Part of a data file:
— start —

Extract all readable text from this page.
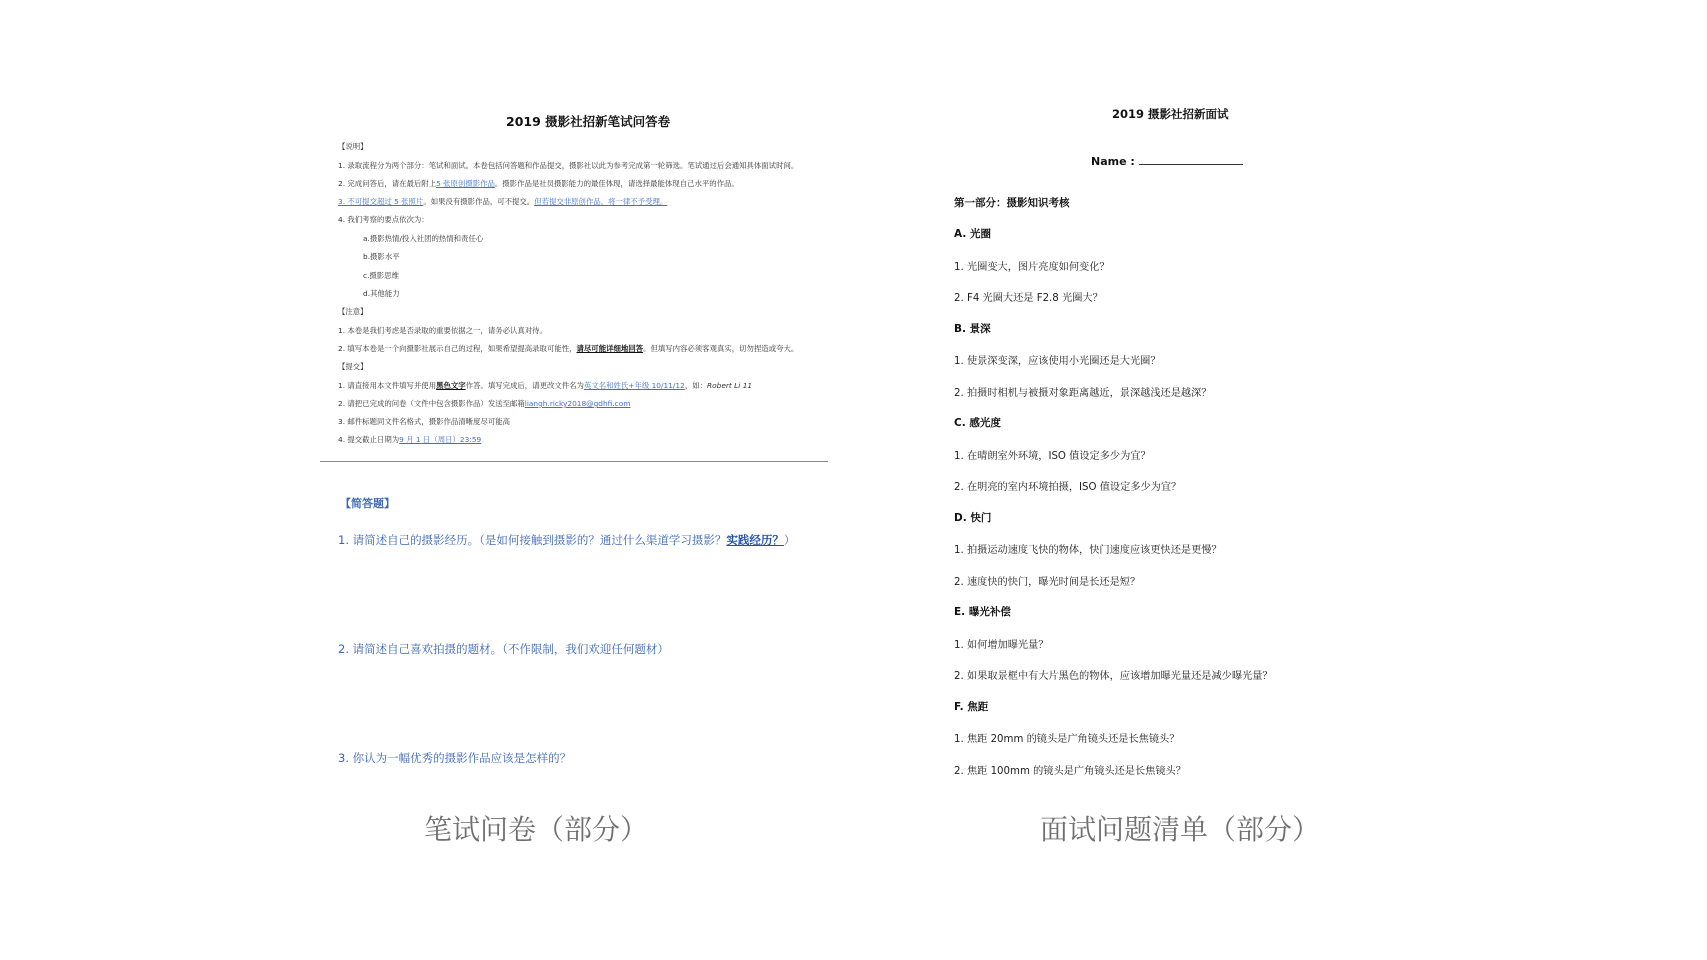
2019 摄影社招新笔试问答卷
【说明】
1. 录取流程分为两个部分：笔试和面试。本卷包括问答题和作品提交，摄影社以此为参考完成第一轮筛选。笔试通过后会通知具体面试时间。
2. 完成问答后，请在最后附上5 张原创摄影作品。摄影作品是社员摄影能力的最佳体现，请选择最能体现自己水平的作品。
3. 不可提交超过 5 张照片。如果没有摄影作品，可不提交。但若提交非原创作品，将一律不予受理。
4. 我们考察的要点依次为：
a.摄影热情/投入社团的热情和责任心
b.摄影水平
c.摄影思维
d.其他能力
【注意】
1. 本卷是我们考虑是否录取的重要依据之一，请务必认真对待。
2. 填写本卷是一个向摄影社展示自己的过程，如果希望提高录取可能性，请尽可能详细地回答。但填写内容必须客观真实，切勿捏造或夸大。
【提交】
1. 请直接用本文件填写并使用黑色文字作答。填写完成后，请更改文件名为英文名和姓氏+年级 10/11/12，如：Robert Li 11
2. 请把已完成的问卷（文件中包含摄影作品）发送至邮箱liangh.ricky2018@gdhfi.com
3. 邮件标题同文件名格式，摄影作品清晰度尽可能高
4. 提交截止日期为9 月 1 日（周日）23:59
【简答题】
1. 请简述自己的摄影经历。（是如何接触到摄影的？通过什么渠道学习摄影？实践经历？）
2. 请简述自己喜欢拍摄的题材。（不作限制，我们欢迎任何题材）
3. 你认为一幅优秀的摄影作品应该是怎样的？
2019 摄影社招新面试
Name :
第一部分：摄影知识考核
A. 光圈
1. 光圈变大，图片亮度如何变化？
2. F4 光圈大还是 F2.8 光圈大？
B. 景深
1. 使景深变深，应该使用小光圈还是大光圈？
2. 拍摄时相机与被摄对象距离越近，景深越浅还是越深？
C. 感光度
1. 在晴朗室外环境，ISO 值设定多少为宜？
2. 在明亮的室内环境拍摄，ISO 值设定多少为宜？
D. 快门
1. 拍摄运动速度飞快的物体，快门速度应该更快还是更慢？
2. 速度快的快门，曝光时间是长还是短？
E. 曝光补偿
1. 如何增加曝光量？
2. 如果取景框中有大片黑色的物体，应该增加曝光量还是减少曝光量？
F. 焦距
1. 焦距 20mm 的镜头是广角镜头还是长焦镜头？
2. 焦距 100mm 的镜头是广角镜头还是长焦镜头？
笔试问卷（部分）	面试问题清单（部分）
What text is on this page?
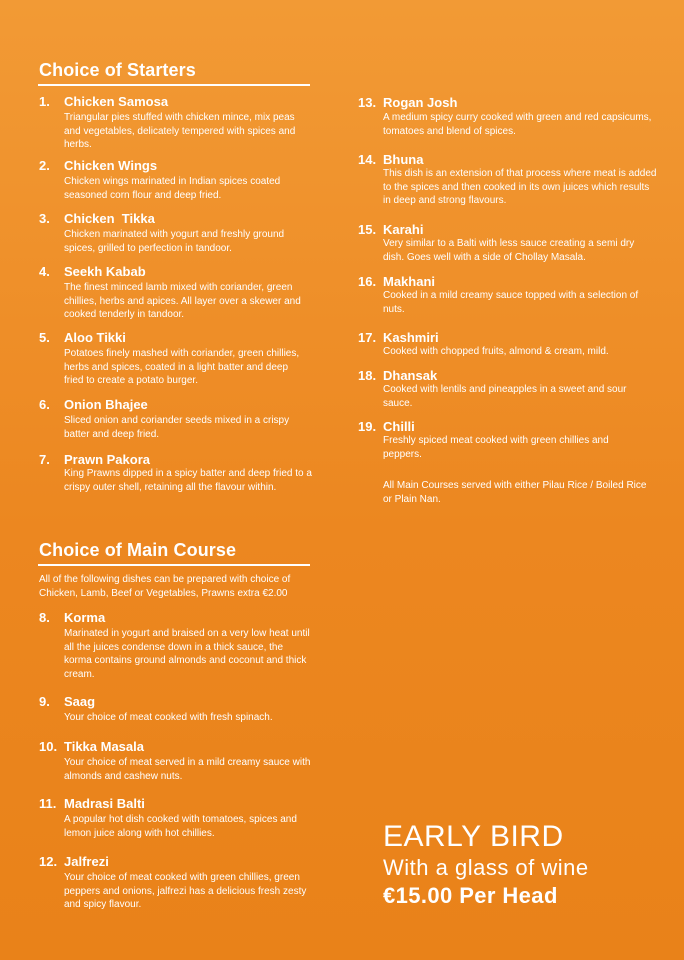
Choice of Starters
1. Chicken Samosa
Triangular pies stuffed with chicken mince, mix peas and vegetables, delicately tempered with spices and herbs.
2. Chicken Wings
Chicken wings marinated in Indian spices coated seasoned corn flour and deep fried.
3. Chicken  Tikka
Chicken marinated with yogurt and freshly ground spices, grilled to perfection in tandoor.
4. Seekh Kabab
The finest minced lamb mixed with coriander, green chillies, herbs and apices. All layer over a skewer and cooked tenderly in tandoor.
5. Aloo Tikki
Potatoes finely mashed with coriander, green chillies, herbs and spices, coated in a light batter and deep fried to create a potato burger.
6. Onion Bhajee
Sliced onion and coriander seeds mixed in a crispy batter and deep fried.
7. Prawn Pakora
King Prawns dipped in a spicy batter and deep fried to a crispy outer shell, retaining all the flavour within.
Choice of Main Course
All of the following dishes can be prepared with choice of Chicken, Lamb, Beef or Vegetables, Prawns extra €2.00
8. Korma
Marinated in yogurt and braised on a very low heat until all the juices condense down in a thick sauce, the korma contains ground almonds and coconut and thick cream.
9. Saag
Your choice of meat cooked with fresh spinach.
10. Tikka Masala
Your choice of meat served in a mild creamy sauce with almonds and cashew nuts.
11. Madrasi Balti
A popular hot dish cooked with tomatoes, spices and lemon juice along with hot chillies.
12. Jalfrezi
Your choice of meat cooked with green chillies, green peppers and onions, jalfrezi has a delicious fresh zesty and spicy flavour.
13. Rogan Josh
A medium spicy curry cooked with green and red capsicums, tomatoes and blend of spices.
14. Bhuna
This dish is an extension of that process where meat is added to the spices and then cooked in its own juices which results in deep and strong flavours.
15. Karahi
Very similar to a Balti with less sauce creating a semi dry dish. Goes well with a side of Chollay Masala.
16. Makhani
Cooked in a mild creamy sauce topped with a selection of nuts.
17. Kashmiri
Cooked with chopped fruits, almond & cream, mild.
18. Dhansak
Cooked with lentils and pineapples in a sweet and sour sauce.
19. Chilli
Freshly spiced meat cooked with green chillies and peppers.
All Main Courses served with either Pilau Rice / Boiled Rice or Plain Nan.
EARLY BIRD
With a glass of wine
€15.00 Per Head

— end —

INSTRUCTIONS FOR THE TASK
Each record above must be returned exactly as written, with its pictures omitted.

WRITTEN RESPONSE
Extract all readable text from this page.
2019 摄影社招新笔试问答卷
【说明】
1. 录取流程分为两个部分：笔试和面试。本卷包括问答题和作品提交，摄影社以此为参考完成第一轮筛选。笔试通过后会通知具体面试时间。
2. 完成问答后，请在最后附上5 张原创摄影作品。摄影作品是社员摄影能力的最佳体现，请选择最能体现自己水平的作品。
3. 不可提交超过 5 张照片。如果没有摄影作品，可不提交。但若提交非原创作品，将一律不予受理。
4. 我们考察的要点依次为：
a.摄影热情/投入社团的热情和责任心
b.摄影水平
c.摄影思维
d.其他能力
【注意】
1. 本卷是我们考虑是否录取的重要依据之一，请务必认真对待。
2. 填写本卷是一个向摄影社展示自己的过程，如果希望提高录取可能性，请尽可能详细地回答。但填写内容必须客观真实，切勿捏造或夸大。
【提交】
1. 请直接用本文件填写并使用黑色文字作答。填写完成后，请更改文件名为英文名和姓氏+年级 10/11/12，如：Robert Li 11
2. 请把已完成的问卷（文件中包含摄影作品）发送至邮箱liangh.ricky2018@gdhfi.com
3. 邮件标题同文件名格式，摄影作品清晰度尽可能高
4. 提交截止日期为9 月 1 日（周日）23:59
【简答题】
1. 请简述自己的摄影经历。（是如何接触到摄影的？通过什么渠道学习摄影？实践经历？）
2. 请简述自己喜欢拍摄的题材。（不作限制，我们欢迎任何题材）
3. 你认为一幅优秀的摄影作品应该是怎样的？
2019 摄影社招新面试
Name :
第一部分：摄影知识考核
A. 光圈
1. 光圈变大，图片亮度如何变化？
2. F4 光圈大还是 F2.8 光圈大？
B. 景深
1. 使景深变深，应该使用小光圈还是大光圈？
2. 拍摄时相机与被摄对象距离越近，景深越浅还是越深？
C. 感光度
1. 在晴朗室外环境，ISO 值设定多少为宜？
2. 在明亮的室内环境拍摄，ISO 值设定多少为宜？
D. 快门
1. 拍摄运动速度飞快的物体，快门速度应该更快还是更慢？
2. 速度快的快门，曝光时间是长还是短？
E. 曝光补偿
1. 如何增加曝光量？
2. 如果取景框中有大片黑色的物体，应该增加曝光量还是减少曝光量？
F. 焦距
1. 焦距 20mm 的镜头是广角镜头还是长焦镜头？
2. 焦距 100mm 的镜头是广角镜头还是长焦镜头？
笔试问卷（部分）	面试问题清单（部分）
What text is on this page?
Choice of Starters
1. Chicken Samosa
Triangular pies stuffed with chicken mince, mix peas and vegetables, delicately tempered with spices and herbs.
2. Chicken Wings
Chicken wings marinated in Indian spices coated seasoned corn flour and deep fried.
3. Chicken  Tikka
Chicken marinated with yogurt and freshly ground spices, grilled to perfection in tandoor.
4. Seekh Kabab
The finest minced lamb mixed with coriander, green chillies, herbs and apices. All layer over a skewer and cooked tenderly in tandoor.
5. Aloo Tikki
Potatoes finely mashed with coriander, green chillies, herbs and spices, coated in a light batter and deep fried to create a potato burger.
6. Onion Bhajee
Sliced onion and coriander seeds mixed in a crispy batter and deep fried.
7. Prawn Pakora
King Prawns dipped in a spicy batter and deep fried to a crispy outer shell, retaining all the flavour within.
Choice of Main Course
All of the following dishes can be prepared with choice of Chicken, Lamb, Beef or Vegetables, Prawns extra €2.00
8. Korma
Marinated in yogurt and braised on a very low heat until all the juices condense down in a thick sauce, the korma contains ground almonds and coconut and thick cream.
9. Saag
Your choice of meat cooked with fresh spinach.
10. Tikka Masala
Your choice of meat served in a mild creamy sauce with almonds and cashew nuts.
11. Madrasi Balti
A popular hot dish cooked with tomatoes, spices and lemon juice along with hot chillies.
12. Jalfrezi
Your choice of meat cooked with green chillies, green peppers and onions, jalfrezi has a delicious fresh zesty and spicy flavour.
13. Rogan Josh
A medium spicy curry cooked with green and red capsicums, tomatoes and blend of spices.
14. Bhuna
This dish is an extension of that process where meat is added to the spices and then cooked in its own juices which results in deep and strong flavours.
15. Karahi
Very similar to a Balti with less sauce creating a semi dry dish. Goes well with a side of Chollay Masala.
16. Makhani
Cooked in a mild creamy sauce topped with a selection of nuts.
17. Kashmiri
Cooked with chopped fruits, almond & cream, mild.
18. Dhansak
Cooked with lentils and pineapples in a sweet and sour sauce.
19. Chilli
Freshly spiced meat cooked with green chillies and peppers.
All Main Courses served with either Pilau Rice / Boiled Rice or Plain Nan.
EARLY BIRD
With a glass of wine
€15.00 Per Head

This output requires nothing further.